» **DESCRIPTION OF THE TASK**
Read through the data and report every line in which the word "along" occurs.

» **SUPPLIED DATA**
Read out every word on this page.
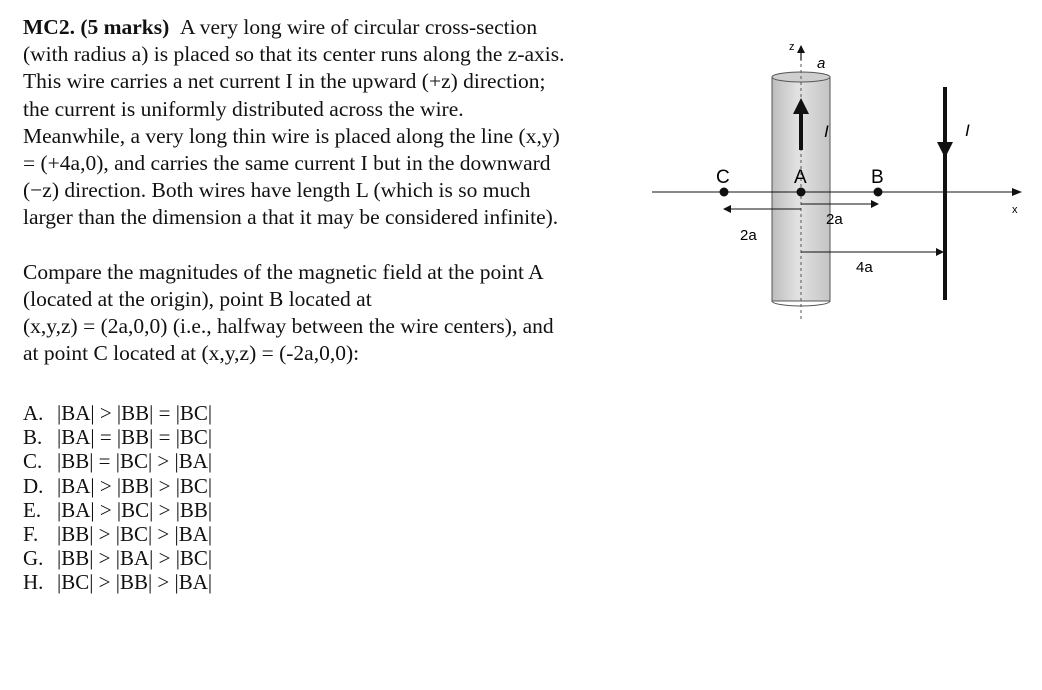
MC2. (5 marks) A very long wire of circular cross-section
(with radius a) is placed so that its center runs along the z-axis.
This wire carries a net current I in the upward (+z) direction;
the current is uniformly distributed across the wire.
Meanwhile, a very long thin wire is placed along the line (x,y)
= (+4a,0), and carries the same current I but in the downward
(−z) direction. Both wires have length L (which is so much
larger than the dimension a that it may be considered infinite).

Compare the magnitudes of the magnetic field at the point A
(located at the origin), point B located at
(x,y,z) = (2a,0,0) (i.e., halfway between the wire centers), and
at point C located at (x,y,z) = (-2a,0,0):

A. |BA| > |BB| = |BC|
B. |BA| = |BB| = |BC|
C. |BB| = |BC| > |BA|
D. |BA| > |BB| > |BC|
E. |BA| > |BC| > |BB|
F. |BB| > |BC| > |BA|
G. |BB| > |BA| > |BC|
H. |BC| > |BB| > |BA|
z
a
I
x
I
C	A	B
2a
2a
4a
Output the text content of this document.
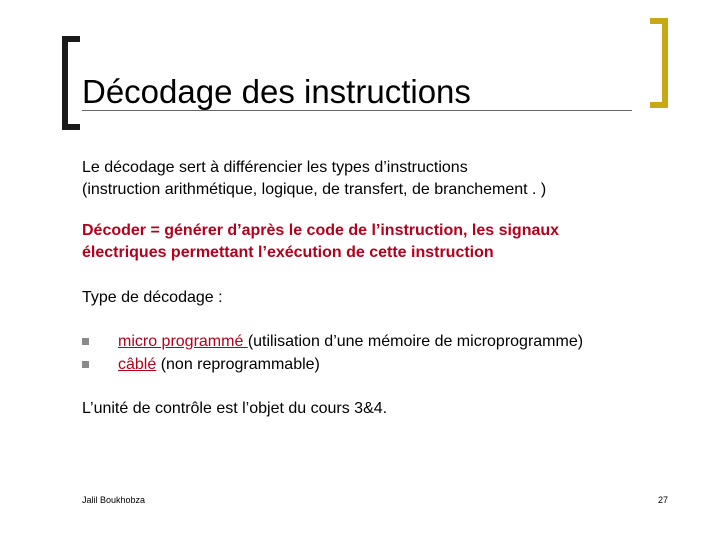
Décodage des instructions
Le décodage sert à différencier les types d’instructions
(instruction arithmétique, logique, de transfert, de branchement . )
Décoder = générer d’après le code de l’instruction, les signaux
électriques permettant l’exécution de cette instruction
Type de décodage :
micro programmé (utilisation d’une mémoire de microprogramme)
câblé (non reprogrammable)
L’unité de contrôle est l’objet du cours 3&4.
Jalil Boukhobza	27
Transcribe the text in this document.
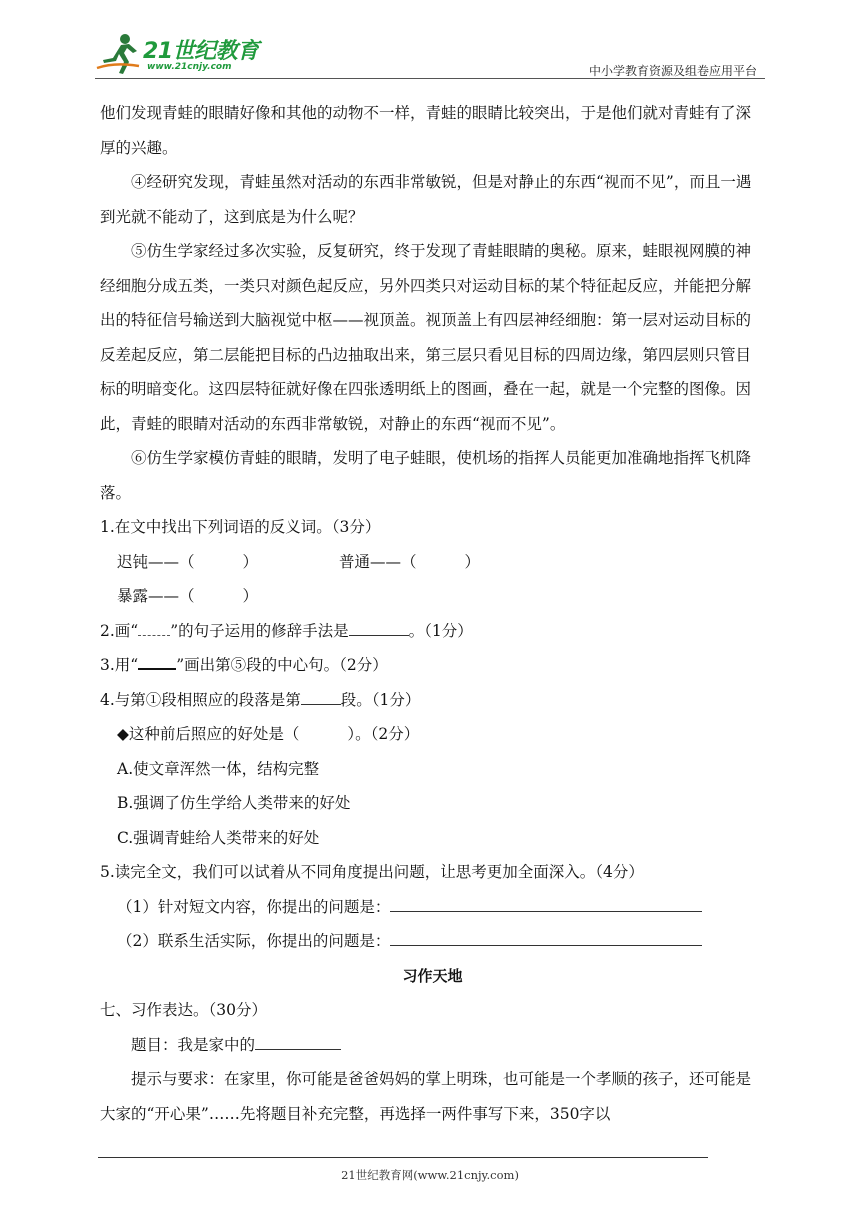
21世纪教育
www.21cnjy.com	中小学教育资源及组卷应用平台

他们发现青蛙的眼睛好像和其他的动物不一样，青蛙的眼睛比较突出，于是他们就对青蛙有了深厚的兴趣。

④经研究发现，青蛙虽然对活动的东西非常敏锐，但是对静止的东西“视而不见”，而且一遇到光就不能动了，这到底是为什么呢？

⑤仿生学家经过多次实验，反复研究，终于发现了青蛙眼睛的奥秘。原来，蛙眼视网膜的神经细胞分成五类，一类只对颜色起反应，另外四类只对运动目标的某个特征起反应，并能把分解出的特征信号输送到大脑视觉中枢——视顶盖。视顶盖上有四层神经细胞：第一层对运动目标的反差起反应，第二层能把目标的凸边抽取出来，第三层只看见目标的四周边缘，第四层则只管目标的明暗变化。这四层特征就好像在四张透明纸上的图画，叠在一起，就是一个完整的图像。因此，青蛙的眼睛对活动的东西非常敏锐，对静止的东西“视而不见”。

⑥仿生学家模仿青蛙的眼睛，发明了电子蛙眼，使机场的指挥人员能更加准确地指挥飞机降落。

1.在文中找出下列词语的反义词。（3分）

迟钝——（	）	普通——（	）

暴露——（	）

2.画“ ”的句子运用的修辞手法是	。（1分）

3.用“ ”画出第⑤段的中心句。（2分）

4.与第①段相照应的段落是第	段。（1分）

◆这种前后照应的好处是（	）。（2分）

A.使文章浑然一体，结构完整

B.强调了仿生学给人类带来的好处

C.强调青蛙给人类带来的好处

5.读完全文，我们可以试着从不同角度提出问题，让思考更加全面深入。（4分）

（1）针对短文内容，你提出的问题是：

（2）联系生活实际，你提出的问题是：

习作天地

七、习作表达。（30分）

题目：我是家中的

提示与要求：在家里，你可能是爸爸妈妈的掌上明珠，也可能是一个孝顺的孩子，还可能是大家的“开心果”……先将题目补充完整，再选择一两件事写下来，350字以

21世纪教育网(www.21cnjy.com)
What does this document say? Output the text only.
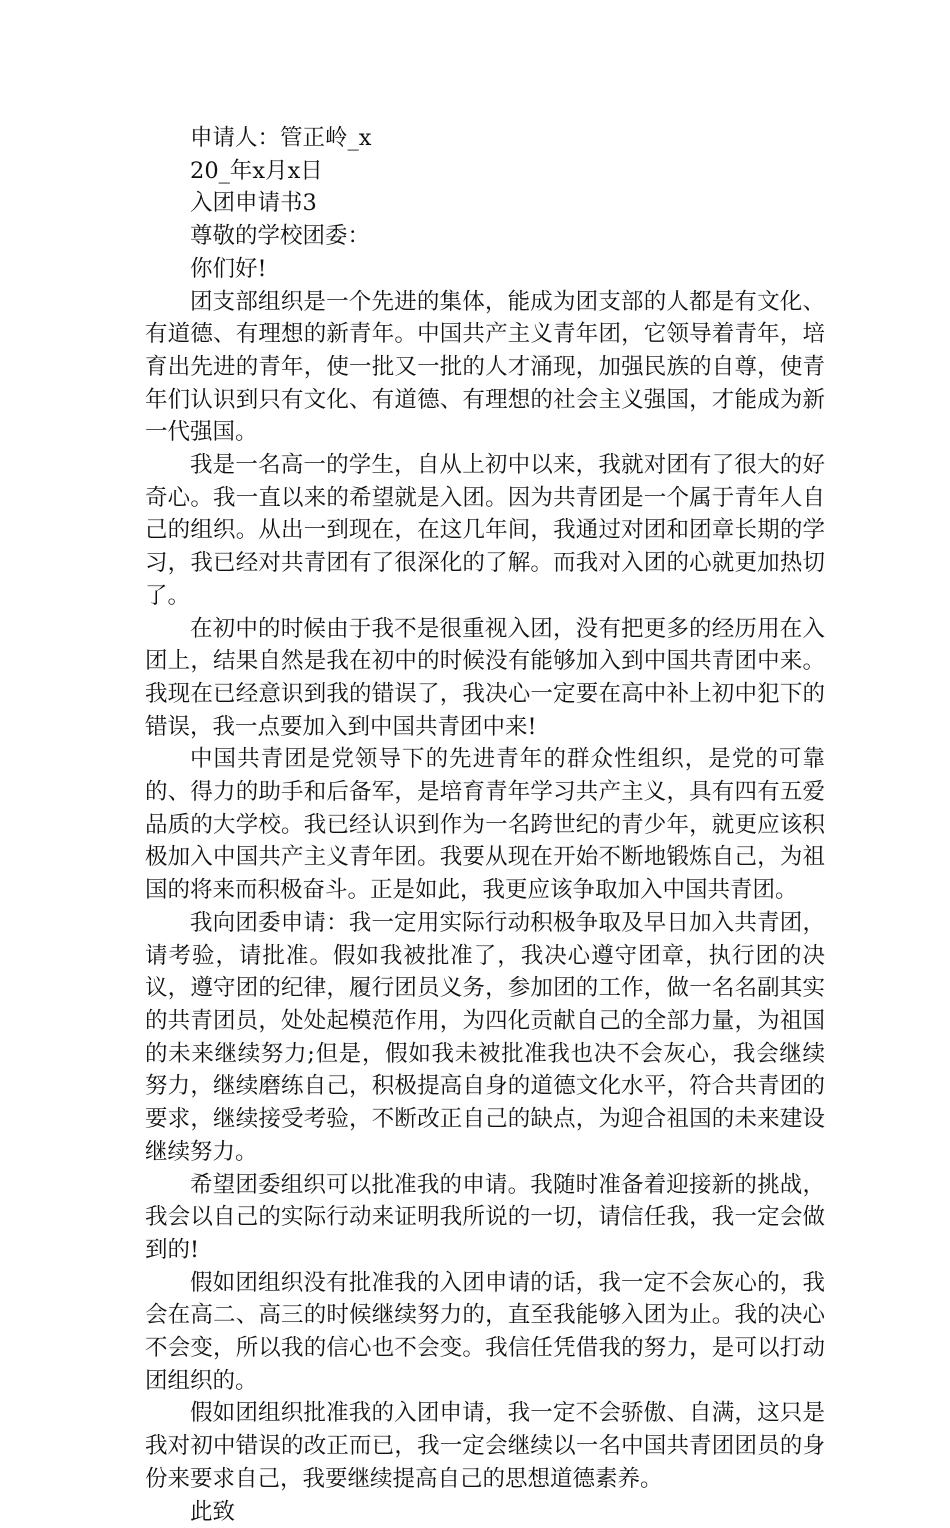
申请人：管正岭_x

20_年x月x日

入团申请书3

尊敬的学校团委：

你们好!

团支部组织是一个先进的集体，能成为团支部的人都是有文化、有道德、有理想的新青年。中国共产主义青年团，它领导着青年，培育出先进的青年，使一批又一批的人才涌现，加强民族的自尊，使青年们认识到只有文化、有道德、有理想的社会主义强国，才能成为新一代强国。

我是一名高一的学生，自从上初中以来，我就对团有了很大的好奇心。我一直以来的希望就是入团。因为共青团是一个属于青年人自己的组织。从出一到现在，在这几年间，我通过对团和团章长期的学习，我已经对共青团有了很深化的了解。而我对入团的心就更加热切了。

在初中的时候由于我不是很重视入团，没有把更多的经历用在入团上，结果自然是我在初中的时候没有能够加入到中国共青团中来。我现在已经意识到我的错误了，我决心一定要在高中补上初中犯下的错误，我一点要加入到中国共青团中来!

中国共青团是党领导下的先进青年的群众性组织，是党的可靠的、得力的助手和后备军，是培育青年学习共产主义，具有四有五爱品质的大学校。我已经认识到作为一名跨世纪的青少年，就更应该积极加入中国共产主义青年团。我要从现在开始不断地锻炼自己，为祖国的将来而积极奋斗。正是如此，我更应该争取加入中国共青团。

我向团委申请：我一定用实际行动积极争取及早日加入共青团，请考验，请批准。假如我被批准了，我决心遵守团章，执行团的决议，遵守团的纪律，履行团员义务，参加团的工作，做一名名副其实的共青团员，处处起模范作用，为四化贡献自己的全部力量，为祖国的未来继续努力;但是，假如我未被批准我也决不会灰心，我会继续努力，继续磨练自己，积极提高自身的道德文化水平，符合共青团的要求，继续接受考验，不断改正自己的缺点，为迎合祖国的未来建设继续努力。

希望团委组织可以批准我的申请。我随时准备着迎接新的挑战，我会以自己的实际行动来证明我所说的一切，请信任我，我一定会做到的!

假如团组织没有批准我的入团申请的话，我一定不会灰心的，我会在高二、高三的时候继续努力的，直至我能够入团为止。我的决心不会变，所以我的信心也不会变。我信任凭借我的努力，是可以打动团组织的。

假如团组织批准我的入团申请，我一定不会骄傲、自满，这只是我对初中错误的改正而已，我一定会继续以一名中国共青团团员的身份来要求自己，我要继续提高自己的思想道德素养。

此致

» **SOLUTION TO THIS PROBLEM**
(with radius a) is placed so that its center runs along the z-axis.
Meanwhile, a very long thin wire is placed along the line (x,y)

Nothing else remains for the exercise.